WHAT THE TASK ASKS: Return every line below as is, leaving out the pictures.

Data records:
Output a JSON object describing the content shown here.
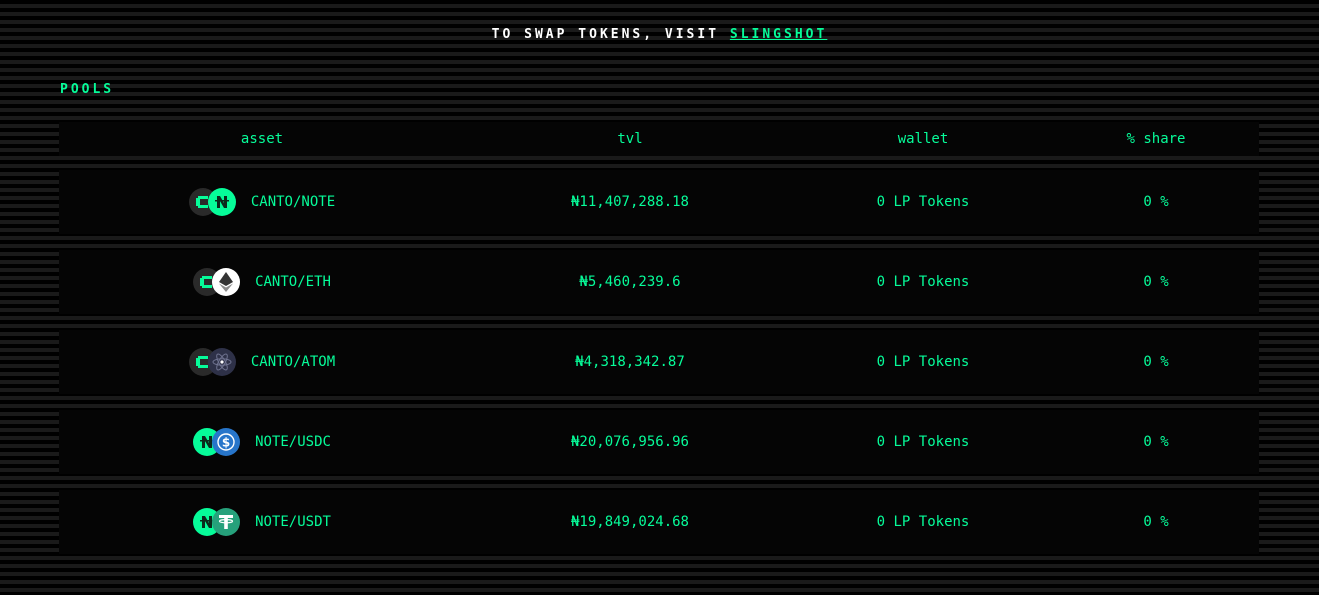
{
  "banner": {
    "prefix": "TO SWAP TOKENS, VISIT",
    "link": "SLINGSHOT"
  },
  "pools": {
    "title": "POOLS",
    "columns": [
      "asset",
      "tvl",
      "wallet",
      "% share"
    ],
    "rows": [
      {
        "asset": "CANTO/NOTE",
        "tvl": "₦11,407,288.18",
        "wallet": "0 LP Tokens",
        "share": "0 %",
        "icons": [
          "canto-icon",
          "note-icon"
        ]
      },
      {
        "asset": "CANTO/ETH",
        "tvl": "₦5,460,239.6",
        "wallet": "0 LP Tokens",
        "share": "0 %",
        "icons": [
          "canto-icon",
          "eth-icon"
        ]
      },
      {
        "asset": "CANTO/ATOM",
        "tvl": "₦4,318,342.87",
        "wallet": "0 LP Tokens",
        "share": "0 %",
        "icons": [
          "canto-icon",
          "atom-icon"
        ]
      },
      {
        "asset": "NOTE/USDC",
        "tvl": "₦20,076,956.96",
        "wallet": "0 LP Tokens",
        "share": "0 %",
        "icons": [
          "note-icon",
          "usdc-icon"
        ]
      },
      {
        "asset": "NOTE/USDT",
        "tvl": "₦19,849,024.68",
        "wallet": "0 LP Tokens",
        "share": "0 %",
        "icons": [
          "note-icon",
          "usdt-icon"
        ]
      }
    ]
  },
  "colors": {
    "accent": "#06fc99",
    "background": "#000000",
    "row_background": "#050505",
    "banner_text": "#ffffff"
  }
}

FULL SOLUTION:
Output a JSON object describing the content shown here.
{
  "banner": {
    "prefix": "TO SWAP TOKENS, VISIT",
    "link": "SLINGSHOT"
  },
  "pools": {
    "title": "POOLS",
    "columns": [
      "asset",
      "tvl",
      "wallet",
      "% share"
    ],
    "rows": [
      {
        "asset": "CANTO/NOTE",
        "tvl": "₦11,407,288.18",
        "wallet": "0 LP Tokens",
        "share": "0 %",
        "icons": [
          "canto-icon",
          "note-icon"
        ]
      },
      {
        "asset": "CANTO/ETH",
        "tvl": "₦5,460,239.6",
        "wallet": "0 LP Tokens",
        "share": "0 %",
        "icons": [
          "canto-icon",
          "eth-icon"
        ]
      },
      {
        "asset": "CANTO/ATOM",
        "tvl": "₦4,318,342.87",
        "wallet": "0 LP Tokens",
        "share": "0 %",
        "icons": [
          "canto-icon",
          "atom-icon"
        ]
      },
      {
        "asset": "NOTE/USDC",
        "tvl": "₦20,076,956.96",
        "wallet": "0 LP Tokens",
        "share": "0 %",
        "icons": [
          "note-icon",
          "usdc-icon"
        ]
      },
      {
        "asset": "NOTE/USDT",
        "tvl": "₦19,849,024.68",
        "wallet": "0 LP Tokens",
        "share": "0 %",
        "icons": [
          "note-icon",
          "usdt-icon"
        ]
      }
    ]
  },
  "colors": {
    "accent": "#06fc99",
    "background": "#000000",
    "row_background": "#050505",
    "banner_text": "#ffffff"
  }
}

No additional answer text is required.